__Written instruction__.
Copy out, exactly as written, only the line containing "Convert this document image to plain text." and the lines after it through the end of the records.
+++ Record extracts +++
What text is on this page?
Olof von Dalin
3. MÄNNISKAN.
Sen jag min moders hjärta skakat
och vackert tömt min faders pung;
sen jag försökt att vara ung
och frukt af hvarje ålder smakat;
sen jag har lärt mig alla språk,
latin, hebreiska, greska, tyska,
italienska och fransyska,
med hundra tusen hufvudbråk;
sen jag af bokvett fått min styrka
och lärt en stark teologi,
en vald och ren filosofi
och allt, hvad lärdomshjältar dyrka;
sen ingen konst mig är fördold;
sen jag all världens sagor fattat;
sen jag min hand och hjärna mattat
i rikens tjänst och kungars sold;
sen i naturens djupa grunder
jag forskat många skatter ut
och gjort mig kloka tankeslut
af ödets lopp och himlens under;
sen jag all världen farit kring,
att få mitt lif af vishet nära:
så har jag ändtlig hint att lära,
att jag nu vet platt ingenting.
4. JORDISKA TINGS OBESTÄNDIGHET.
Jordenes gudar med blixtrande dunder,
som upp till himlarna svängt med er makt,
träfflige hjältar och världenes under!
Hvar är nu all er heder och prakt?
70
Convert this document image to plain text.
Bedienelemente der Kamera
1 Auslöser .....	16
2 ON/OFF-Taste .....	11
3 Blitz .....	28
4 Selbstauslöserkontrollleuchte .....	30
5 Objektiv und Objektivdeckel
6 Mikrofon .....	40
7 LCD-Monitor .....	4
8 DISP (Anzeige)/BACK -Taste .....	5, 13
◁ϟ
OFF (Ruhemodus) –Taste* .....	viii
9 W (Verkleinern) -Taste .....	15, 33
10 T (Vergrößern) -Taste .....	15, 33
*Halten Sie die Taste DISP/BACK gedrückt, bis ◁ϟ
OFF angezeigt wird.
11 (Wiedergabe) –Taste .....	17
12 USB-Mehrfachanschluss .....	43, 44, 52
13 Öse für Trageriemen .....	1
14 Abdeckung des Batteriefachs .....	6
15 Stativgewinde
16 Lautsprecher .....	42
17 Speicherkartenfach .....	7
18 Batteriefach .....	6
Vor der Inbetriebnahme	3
+++
__Reply to the exercise__.
Convert this document image to plain text.
Bedienelemente der Kamera
1 Auslöser .....	16
2 ON/OFF-Taste .....	11
3 Blitz .....	28
4 Selbstauslöserkontrollleuchte .....	30
5 Objektiv und Objektivdeckel
6 Mikrofon .....	40
7 LCD-Monitor .....	4
8 DISP (Anzeige)/BACK -Taste .....	5, 13
◁ϟ
OFF (Ruhemodus) –Taste* .....	viii
9 W (Verkleinern) -Taste .....	15, 33
10 T (Vergrößern) -Taste .....	15, 33
*Halten Sie die Taste DISP/BACK gedrückt, bis ◁ϟ
OFF angezeigt wird.
11 (Wiedergabe) –Taste .....	17
12 USB-Mehrfachanschluss .....	43, 44, 52
13 Öse für Trageriemen .....	1
14 Abdeckung des Batteriefachs .....	6
15 Stativgewinde
16 Lautsprecher .....	42
17 Speicherkartenfach .....	7
18 Batteriefach .....	6
Vor der Inbetriebnahme	3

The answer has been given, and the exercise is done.